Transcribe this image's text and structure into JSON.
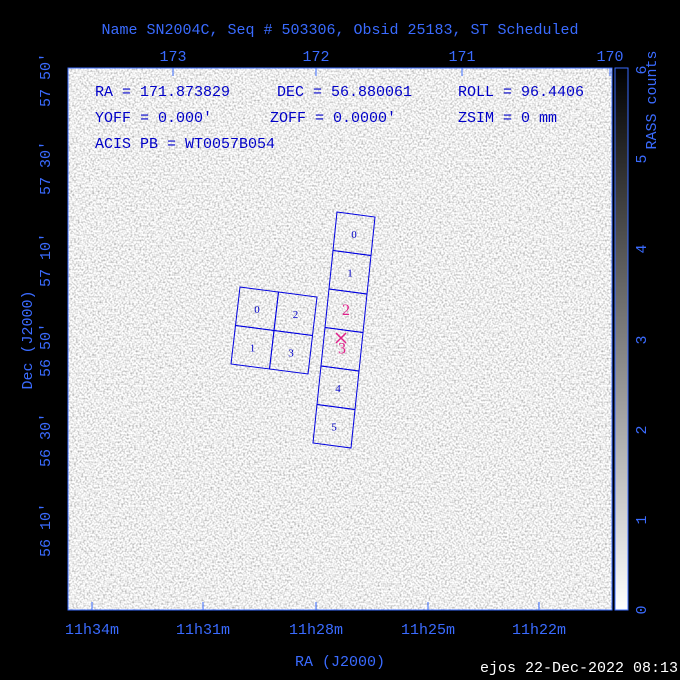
{
  "title": "Name SN2004C, Seq # 503306, Obsid 25183, ST Scheduled",
  "info": [
    "RA = 171.873829",
    "DEC = 56.880061",
    "ROLL = 96.4406",
    "YOFF = 0.000'",
    "ZOFF = 0.0000'",
    "ZSIM = 0 mm",
    "ACIS PB = WT0057B054"
  ],
  "top_ticks": [
    "173",
    "172",
    "171",
    "170"
  ],
  "left_ticks": [
    "57 50'",
    "57 30'",
    "57 10'",
    "56 50'",
    "56 30'",
    "56 10'"
  ],
  "bottom_ticks": [
    "11h34m",
    "11h31m",
    "11h28m",
    "11h25m",
    "11h22m"
  ],
  "x_label": "RA (J2000)",
  "y_label": "Dec (J2000)",
  "colorbar": {
    "label": "RASS counts",
    "ticks": [
      "0",
      "1",
      "2",
      "3",
      "4",
      "5",
      "6"
    ]
  },
  "acis_i": [
    "0",
    "2",
    "1",
    "3"
  ],
  "acis_s": [
    "0",
    "1",
    "2",
    "3",
    "4",
    "5"
  ],
  "footer": "ejos 22-Dec-2022 08:13"
}
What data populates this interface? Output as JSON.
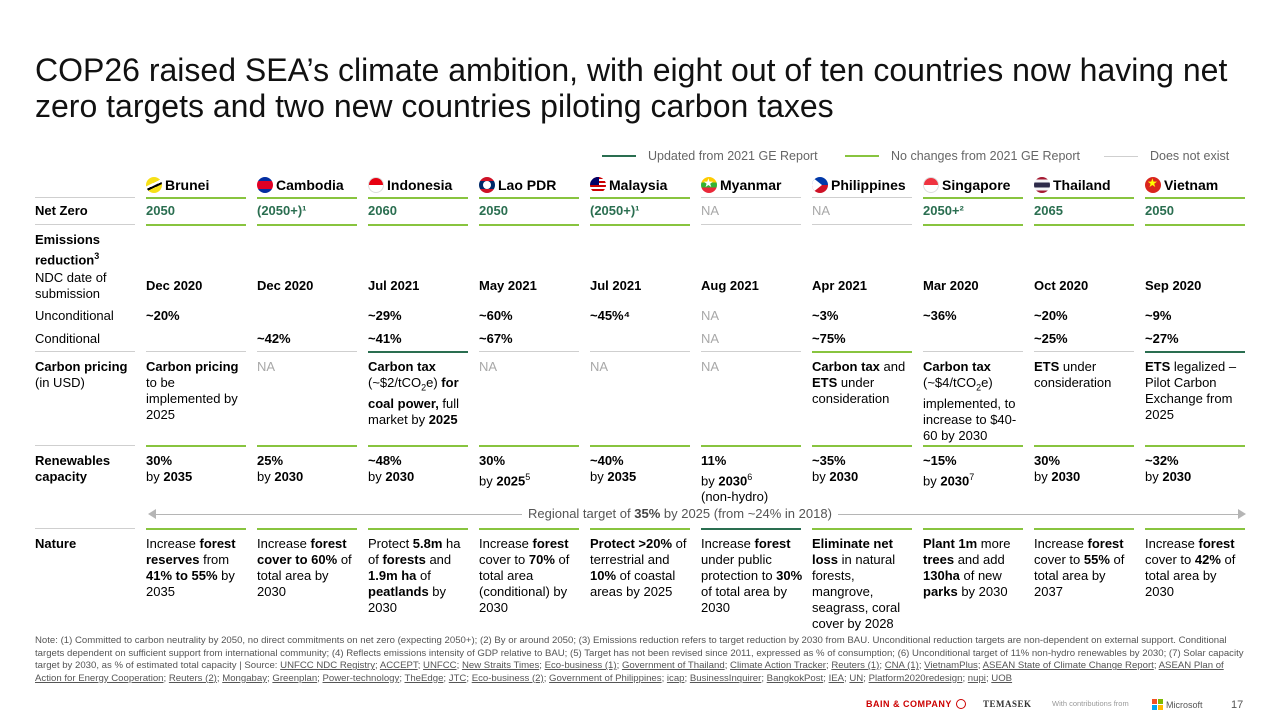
----
Keep the pictures out of your copy, and repeat every entry above exactly.

■ **Solution for this problem**
Transcribe this image's text and structure into JSON.
{
  "title": "Name SN2004C, Seq # 503306, Obsid 25183, ST Scheduled",
  "info": [
    "RA = 171.873829",
    "DEC = 56.880061",
    "ROLL = 96.4406",
    "YOFF = 0.000'",
    "ZOFF = 0.0000'",
    "ZSIM = 0 mm",
    "ACIS PB = WT0057B054"
  ],
  "top_ticks": [
    "173",
    "172",
    "171",
    "170"
  ],
  "left_ticks": [
    "57 50'",
    "57 30'",
    "57 10'",
    "56 50'",
    "56 30'",
    "56 10'"
  ],
  "bottom_ticks": [
    "11h34m",
    "11h31m",
    "11h28m",
    "11h25m",
    "11h22m"
  ],
  "x_label": "RA (J2000)",
  "y_label": "Dec (J2000)",
  "colorbar": {
    "label": "RASS counts",
    "ticks": [
      "0",
      "1",
      "2",
      "3",
      "4",
      "5",
      "6"
    ]
  },
  "acis_i": [
    "0",
    "2",
    "1",
    "3"
  ],
  "acis_s": [
    "0",
    "1",
    "2",
    "3",
    "4",
    "5"
  ],
  "footer": "ejos 22-Dec-2022 08:13"
}
What data populates this interface? Output as JSON.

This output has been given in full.